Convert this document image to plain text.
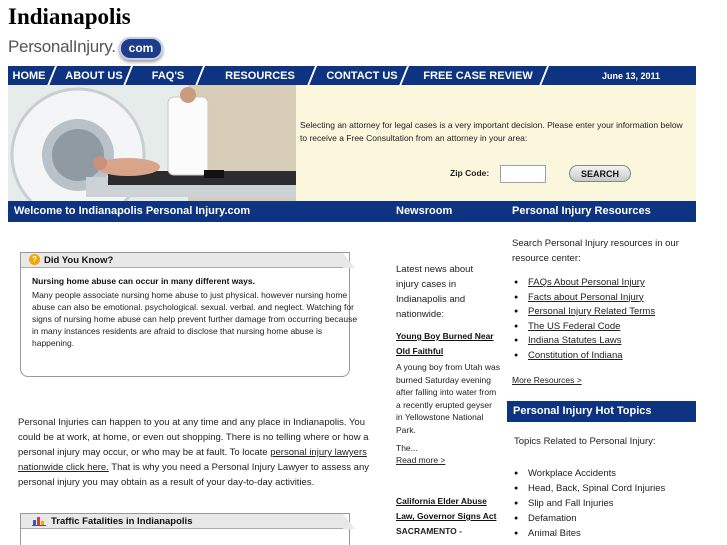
Indianapolis
PersonalInjury.	com
HOME	ABOUT US	FAQ'S	RESOURCES	CONTACT US	FREE CASE REVIEW	June 13, 2011
Selecting an attorney for legal cases is a very important decision. Please enter your information below to receive a Free Consultation from an attorney in your area:
Zip Code:	SEARCH
Welcome to Indianapolis Personal Injury.com	Newsroom	Personal Injury Resources
? Did You Know?
Nursing home abuse can occur in many different ways.
Many people associate nursing home abuse to just physical. however nursing home abuse can also be emotional. psychological. sexual. verbal. and neglect. Watching for signs of nursing home abuse can help prevent further damage from occurring because in many instances residents are afraid to disclose that nursing home abuse is happening.
Personal Injuries can happen to you at any time and any place in Indianapolis. You could be at work, at home, or even out shopping. There is no telling where or how a personal injury may occur, or who may be at fault. To locate personal injury lawyers nationwide click here. That is why you need a Personal Injury Lawyer to assess any personal injury you may obtain as a result of your day-to-day activities.
Traffic Fatalities in Indianapolis
Latest news about injury cases in Indianapolis and nationwide:
Young Boy Burned Near Old Faithful
A young boy from Utah was burned Saturday evening after falling into water from a recently erupted geyser in Yellowstone National Park.
The...
Read more >
California Elder Abuse Law, Governor Signs Act
SACRAMENTO -
Search Personal Injury resources in our resource center:
● FAQs About Personal Injury
● Facts about Personal Injury
● Personal Injury Related Terms
● The US Federal Code
● Indiana Statutes Laws
● Constitution of Indiana
More Resources >
Personal Injury Hot Topics
Topics Related to Personal Injury:
● Workplace Accidents
● Head, Back, Spinal Cord Injuries
● Slip and Fall Injuries
● Defamation
● Animal Bites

+ + +

Copy every line in the entries above that has the string "Injuries" in it.

Personal Injuries can happen to you at any time and any place in Indianapolis. You could be at work, at home, or even out shopping. There is no telling where or how a personal injury may occur, or who may be at fault. To locate personal injury lawyers nationwide click here. That is why you need a Personal Injury Lawyer to assess any personal injury you may obtain as a result of your day-to-day activities.
● Head, Back, Spinal Cord Injuries
● Slip and Fall Injuries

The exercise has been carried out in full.